## Provided entries
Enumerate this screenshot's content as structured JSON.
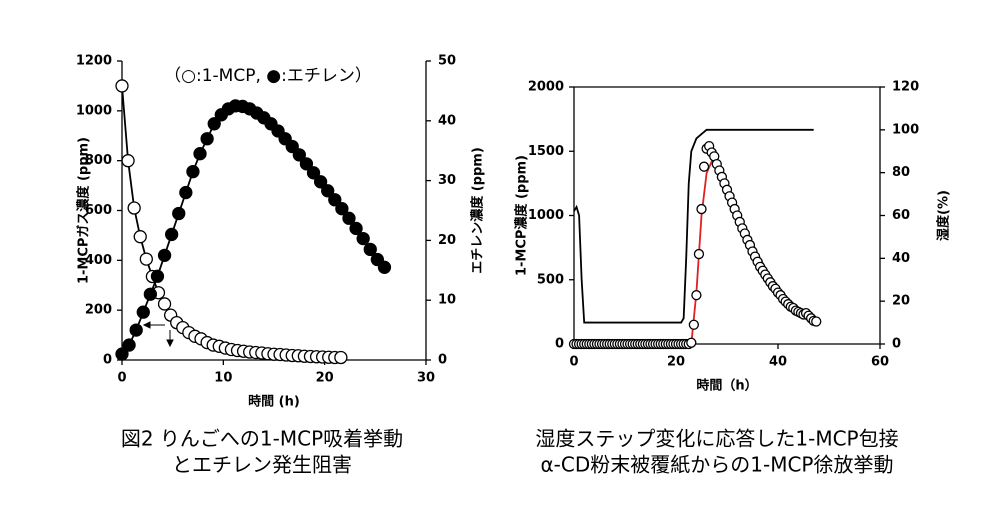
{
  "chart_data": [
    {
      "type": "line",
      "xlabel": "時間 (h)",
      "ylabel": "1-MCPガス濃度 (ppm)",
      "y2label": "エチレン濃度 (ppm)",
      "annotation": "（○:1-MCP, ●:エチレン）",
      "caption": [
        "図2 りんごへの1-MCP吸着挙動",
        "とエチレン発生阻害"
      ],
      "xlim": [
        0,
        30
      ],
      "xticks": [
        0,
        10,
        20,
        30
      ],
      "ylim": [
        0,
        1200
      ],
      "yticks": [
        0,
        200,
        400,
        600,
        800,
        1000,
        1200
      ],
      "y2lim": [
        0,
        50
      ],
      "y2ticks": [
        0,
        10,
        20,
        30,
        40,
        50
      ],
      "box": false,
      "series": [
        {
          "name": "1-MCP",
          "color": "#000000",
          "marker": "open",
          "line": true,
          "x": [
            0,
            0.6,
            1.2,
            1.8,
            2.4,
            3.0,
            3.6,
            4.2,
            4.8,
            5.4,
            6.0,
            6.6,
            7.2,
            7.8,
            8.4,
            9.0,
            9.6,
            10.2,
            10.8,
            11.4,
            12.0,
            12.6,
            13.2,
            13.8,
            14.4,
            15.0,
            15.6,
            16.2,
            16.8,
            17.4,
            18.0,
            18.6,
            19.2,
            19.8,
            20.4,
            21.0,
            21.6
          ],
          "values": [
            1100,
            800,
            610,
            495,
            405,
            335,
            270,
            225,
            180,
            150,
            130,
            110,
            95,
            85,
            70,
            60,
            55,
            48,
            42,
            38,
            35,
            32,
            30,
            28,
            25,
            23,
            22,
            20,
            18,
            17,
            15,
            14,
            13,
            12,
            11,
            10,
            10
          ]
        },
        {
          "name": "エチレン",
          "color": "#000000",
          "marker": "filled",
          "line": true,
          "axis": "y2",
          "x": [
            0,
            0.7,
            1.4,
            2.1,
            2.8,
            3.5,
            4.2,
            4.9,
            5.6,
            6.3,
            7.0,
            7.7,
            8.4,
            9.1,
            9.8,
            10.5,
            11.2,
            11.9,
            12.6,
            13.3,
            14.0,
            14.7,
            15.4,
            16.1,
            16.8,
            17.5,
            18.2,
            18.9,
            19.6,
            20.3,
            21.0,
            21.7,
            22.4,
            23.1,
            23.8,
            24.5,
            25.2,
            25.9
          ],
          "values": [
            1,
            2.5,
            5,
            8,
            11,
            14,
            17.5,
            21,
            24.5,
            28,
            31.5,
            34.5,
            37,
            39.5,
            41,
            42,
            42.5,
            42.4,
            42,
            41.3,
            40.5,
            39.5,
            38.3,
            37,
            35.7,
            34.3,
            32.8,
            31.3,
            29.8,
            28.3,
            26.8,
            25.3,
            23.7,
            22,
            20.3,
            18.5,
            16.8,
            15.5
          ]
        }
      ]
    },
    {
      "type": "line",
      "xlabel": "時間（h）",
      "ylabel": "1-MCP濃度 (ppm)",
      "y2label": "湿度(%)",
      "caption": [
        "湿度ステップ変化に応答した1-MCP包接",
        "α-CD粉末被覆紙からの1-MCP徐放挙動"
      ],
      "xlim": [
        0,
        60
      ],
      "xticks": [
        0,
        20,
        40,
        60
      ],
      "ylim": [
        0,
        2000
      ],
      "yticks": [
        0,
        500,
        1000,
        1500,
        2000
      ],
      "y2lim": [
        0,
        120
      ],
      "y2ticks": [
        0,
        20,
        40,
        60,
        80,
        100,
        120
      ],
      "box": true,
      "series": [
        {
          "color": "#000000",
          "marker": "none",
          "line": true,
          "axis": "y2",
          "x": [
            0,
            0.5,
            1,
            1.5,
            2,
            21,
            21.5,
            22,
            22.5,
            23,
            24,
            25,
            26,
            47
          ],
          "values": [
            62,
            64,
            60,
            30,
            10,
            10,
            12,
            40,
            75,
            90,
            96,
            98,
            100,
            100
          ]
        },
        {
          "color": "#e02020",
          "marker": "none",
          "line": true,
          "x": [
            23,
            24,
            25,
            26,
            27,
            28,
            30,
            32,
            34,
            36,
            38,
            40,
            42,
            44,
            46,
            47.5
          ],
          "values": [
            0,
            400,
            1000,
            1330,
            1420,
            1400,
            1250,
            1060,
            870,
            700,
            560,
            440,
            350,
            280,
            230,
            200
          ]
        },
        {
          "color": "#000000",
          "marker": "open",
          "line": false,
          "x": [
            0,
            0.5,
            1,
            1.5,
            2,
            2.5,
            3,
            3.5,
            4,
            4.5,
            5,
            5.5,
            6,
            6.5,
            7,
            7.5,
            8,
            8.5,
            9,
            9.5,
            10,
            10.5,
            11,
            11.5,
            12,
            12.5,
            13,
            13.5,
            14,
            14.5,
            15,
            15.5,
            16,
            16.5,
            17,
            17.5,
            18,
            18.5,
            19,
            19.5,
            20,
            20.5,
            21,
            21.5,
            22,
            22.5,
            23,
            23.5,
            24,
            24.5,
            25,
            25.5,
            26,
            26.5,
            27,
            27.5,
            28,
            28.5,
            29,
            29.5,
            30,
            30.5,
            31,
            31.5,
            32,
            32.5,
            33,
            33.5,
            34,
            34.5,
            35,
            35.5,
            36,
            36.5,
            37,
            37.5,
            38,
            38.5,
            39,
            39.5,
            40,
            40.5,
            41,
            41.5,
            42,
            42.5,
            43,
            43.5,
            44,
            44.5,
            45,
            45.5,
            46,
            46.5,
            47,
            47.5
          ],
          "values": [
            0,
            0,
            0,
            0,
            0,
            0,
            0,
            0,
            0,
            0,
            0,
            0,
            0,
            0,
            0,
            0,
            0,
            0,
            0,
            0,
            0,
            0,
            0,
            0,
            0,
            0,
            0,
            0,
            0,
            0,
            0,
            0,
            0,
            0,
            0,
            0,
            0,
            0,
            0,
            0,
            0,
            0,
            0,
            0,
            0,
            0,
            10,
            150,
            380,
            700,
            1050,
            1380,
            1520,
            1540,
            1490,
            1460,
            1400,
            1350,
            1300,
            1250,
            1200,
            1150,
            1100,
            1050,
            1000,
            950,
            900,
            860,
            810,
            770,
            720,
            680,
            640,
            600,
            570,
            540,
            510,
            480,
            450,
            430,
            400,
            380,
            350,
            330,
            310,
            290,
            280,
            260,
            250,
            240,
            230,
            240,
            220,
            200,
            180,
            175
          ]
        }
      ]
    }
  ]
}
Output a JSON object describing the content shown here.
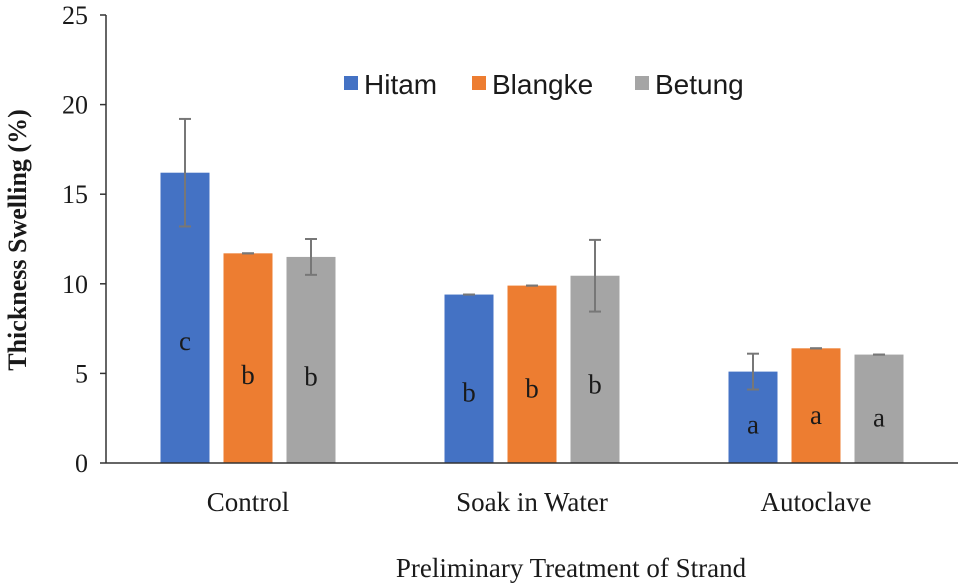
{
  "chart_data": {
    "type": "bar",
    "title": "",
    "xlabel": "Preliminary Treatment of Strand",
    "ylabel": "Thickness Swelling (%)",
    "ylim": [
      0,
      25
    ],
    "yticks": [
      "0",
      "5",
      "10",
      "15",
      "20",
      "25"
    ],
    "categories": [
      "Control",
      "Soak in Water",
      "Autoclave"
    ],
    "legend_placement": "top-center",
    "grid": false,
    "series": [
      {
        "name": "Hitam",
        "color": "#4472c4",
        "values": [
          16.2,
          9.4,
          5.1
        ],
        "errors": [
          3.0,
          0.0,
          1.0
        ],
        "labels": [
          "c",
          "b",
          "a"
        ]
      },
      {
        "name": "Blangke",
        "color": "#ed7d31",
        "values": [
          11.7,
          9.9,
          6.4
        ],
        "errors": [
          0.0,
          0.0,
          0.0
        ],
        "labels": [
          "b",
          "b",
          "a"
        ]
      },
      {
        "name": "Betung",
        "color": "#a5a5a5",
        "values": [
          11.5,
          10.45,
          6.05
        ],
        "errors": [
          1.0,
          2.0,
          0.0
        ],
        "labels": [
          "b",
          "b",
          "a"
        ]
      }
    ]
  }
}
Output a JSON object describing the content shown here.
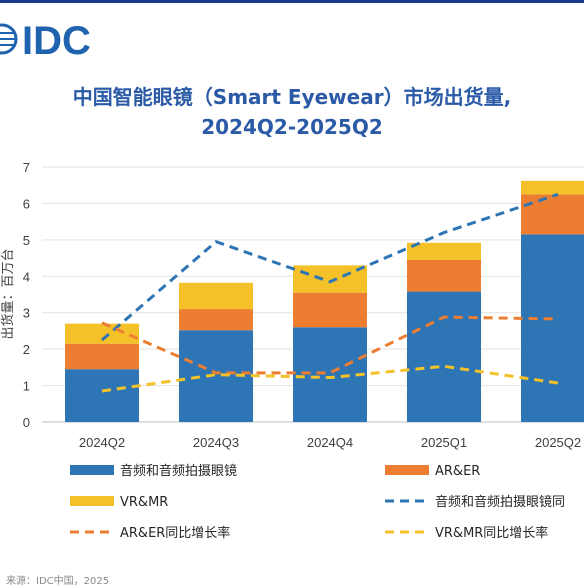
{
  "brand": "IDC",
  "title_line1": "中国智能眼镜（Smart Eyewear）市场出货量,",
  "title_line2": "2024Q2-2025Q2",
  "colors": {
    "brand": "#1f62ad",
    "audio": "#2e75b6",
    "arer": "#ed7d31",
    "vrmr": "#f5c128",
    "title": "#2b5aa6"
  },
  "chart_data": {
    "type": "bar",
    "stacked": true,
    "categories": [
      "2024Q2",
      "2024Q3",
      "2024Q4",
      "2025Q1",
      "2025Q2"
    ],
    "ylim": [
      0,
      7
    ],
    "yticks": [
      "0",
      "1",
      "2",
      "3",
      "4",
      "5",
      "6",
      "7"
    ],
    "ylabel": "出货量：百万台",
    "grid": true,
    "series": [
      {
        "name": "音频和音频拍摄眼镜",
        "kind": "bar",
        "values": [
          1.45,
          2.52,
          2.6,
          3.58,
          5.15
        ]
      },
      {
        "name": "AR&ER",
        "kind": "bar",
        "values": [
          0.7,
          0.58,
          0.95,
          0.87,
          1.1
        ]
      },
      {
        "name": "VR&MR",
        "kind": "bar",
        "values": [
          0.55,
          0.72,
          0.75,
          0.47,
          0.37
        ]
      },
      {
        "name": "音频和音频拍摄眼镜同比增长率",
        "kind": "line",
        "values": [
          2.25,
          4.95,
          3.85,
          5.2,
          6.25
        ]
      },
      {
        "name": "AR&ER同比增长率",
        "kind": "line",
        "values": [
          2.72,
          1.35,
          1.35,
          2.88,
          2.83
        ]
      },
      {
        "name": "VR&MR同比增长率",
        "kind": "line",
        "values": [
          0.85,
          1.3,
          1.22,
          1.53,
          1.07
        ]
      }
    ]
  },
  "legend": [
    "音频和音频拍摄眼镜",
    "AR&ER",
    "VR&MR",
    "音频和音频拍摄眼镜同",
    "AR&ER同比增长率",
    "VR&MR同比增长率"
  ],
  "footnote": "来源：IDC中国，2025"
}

## The task
Tell how many lines of the records above hold the string "name". Give no other text.

## Task output
11